◆ Written task ◆
Set down the full listing exactly as given. Any pictures are to be left out.

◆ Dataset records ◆
/---

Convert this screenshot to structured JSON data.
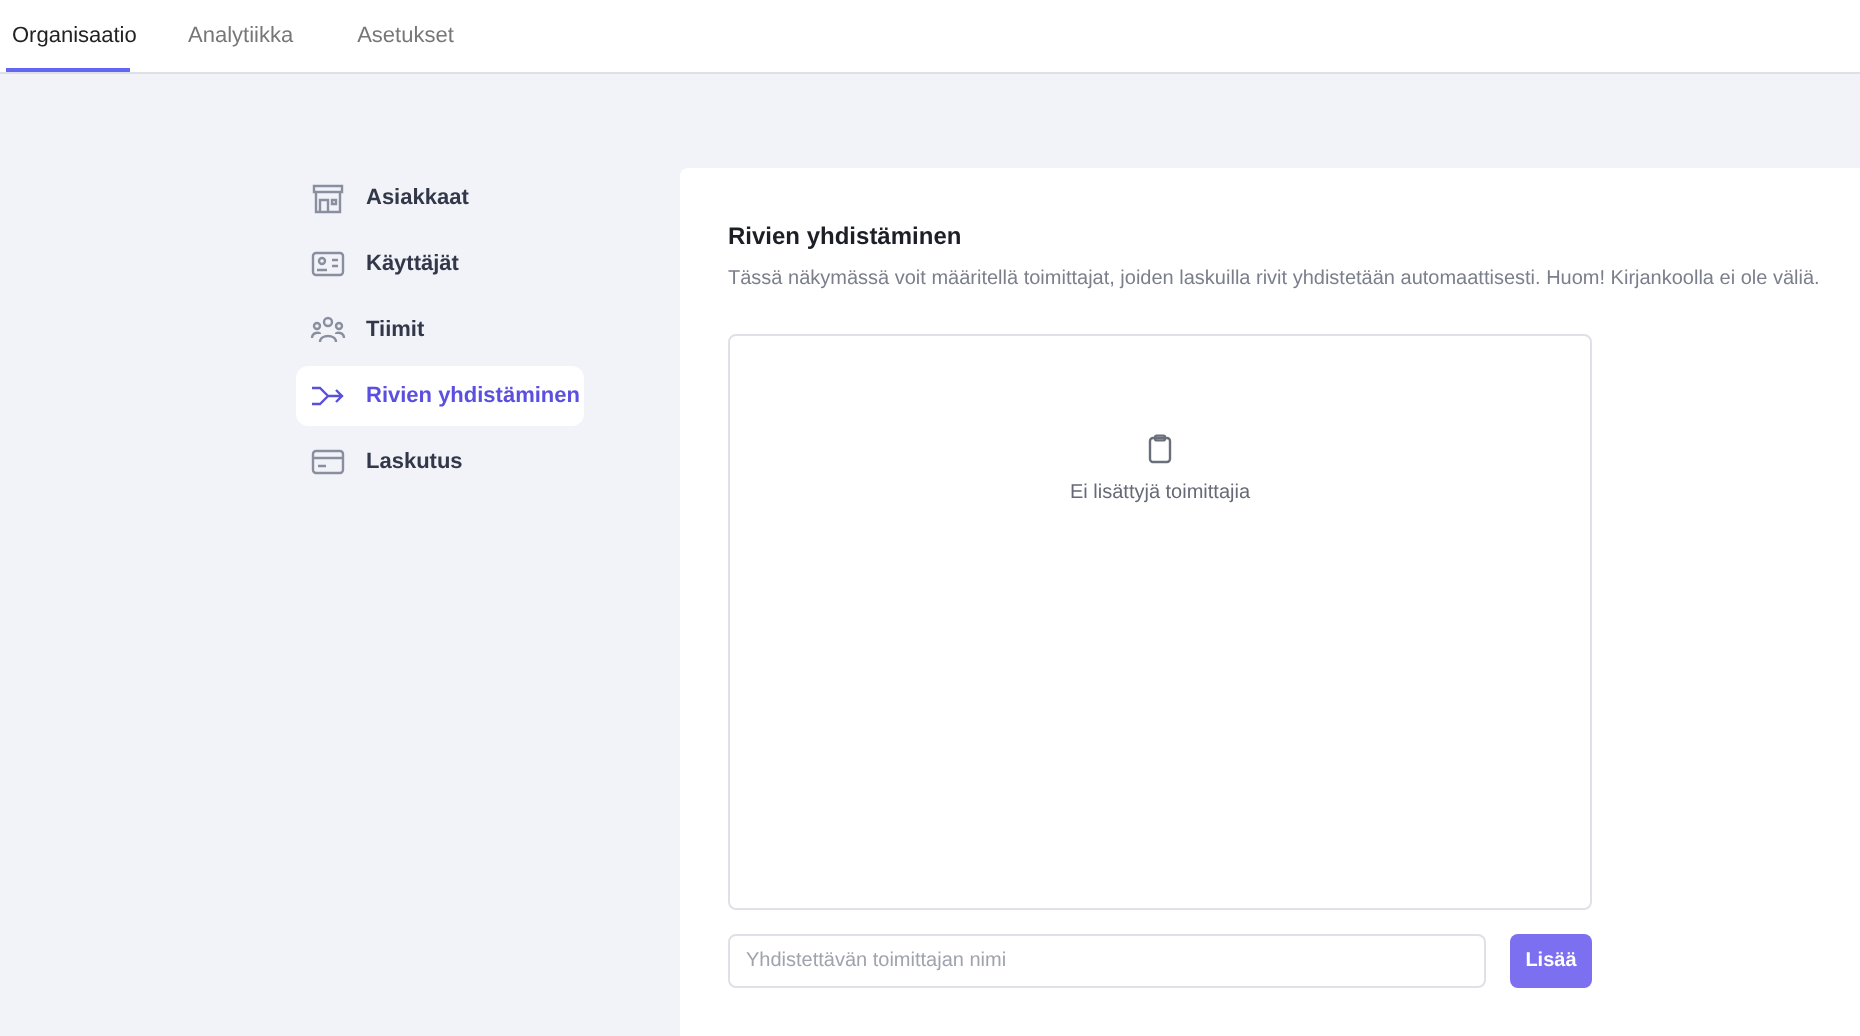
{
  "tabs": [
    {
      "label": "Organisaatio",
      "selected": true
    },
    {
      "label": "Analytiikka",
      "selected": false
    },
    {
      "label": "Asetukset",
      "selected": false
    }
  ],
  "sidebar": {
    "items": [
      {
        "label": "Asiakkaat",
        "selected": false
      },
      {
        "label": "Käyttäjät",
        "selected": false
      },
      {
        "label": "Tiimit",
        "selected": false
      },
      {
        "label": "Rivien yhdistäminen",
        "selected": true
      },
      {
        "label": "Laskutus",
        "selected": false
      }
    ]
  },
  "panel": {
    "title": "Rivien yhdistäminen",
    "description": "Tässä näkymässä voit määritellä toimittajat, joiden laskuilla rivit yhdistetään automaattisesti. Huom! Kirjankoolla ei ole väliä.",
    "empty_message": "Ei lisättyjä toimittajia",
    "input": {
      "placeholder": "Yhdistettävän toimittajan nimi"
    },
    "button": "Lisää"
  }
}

\---

◆ Solved problem ◆
Convert this screenshot to structured JSON data.
{
  "tabs": [
    {
      "label": "Organisaatio",
      "selected": true
    },
    {
      "label": "Analytiikka",
      "selected": false
    },
    {
      "label": "Asetukset",
      "selected": false
    }
  ],
  "sidebar": {
    "items": [
      {
        "label": "Asiakkaat",
        "selected": false
      },
      {
        "label": "Käyttäjät",
        "selected": false
      },
      {
        "label": "Tiimit",
        "selected": false
      },
      {
        "label": "Rivien yhdistäminen",
        "selected": true
      },
      {
        "label": "Laskutus",
        "selected": false
      }
    ]
  },
  "panel": {
    "title": "Rivien yhdistäminen",
    "description": "Tässä näkymässä voit määritellä toimittajat, joiden laskuilla rivit yhdistetään automaattisesti. Huom! Kirjankoolla ei ole väliä.",
    "empty_message": "Ei lisättyjä toimittajia",
    "input": {
      "placeholder": "Yhdistettävän toimittajan nimi"
    },
    "button": "Lisää"
  }
}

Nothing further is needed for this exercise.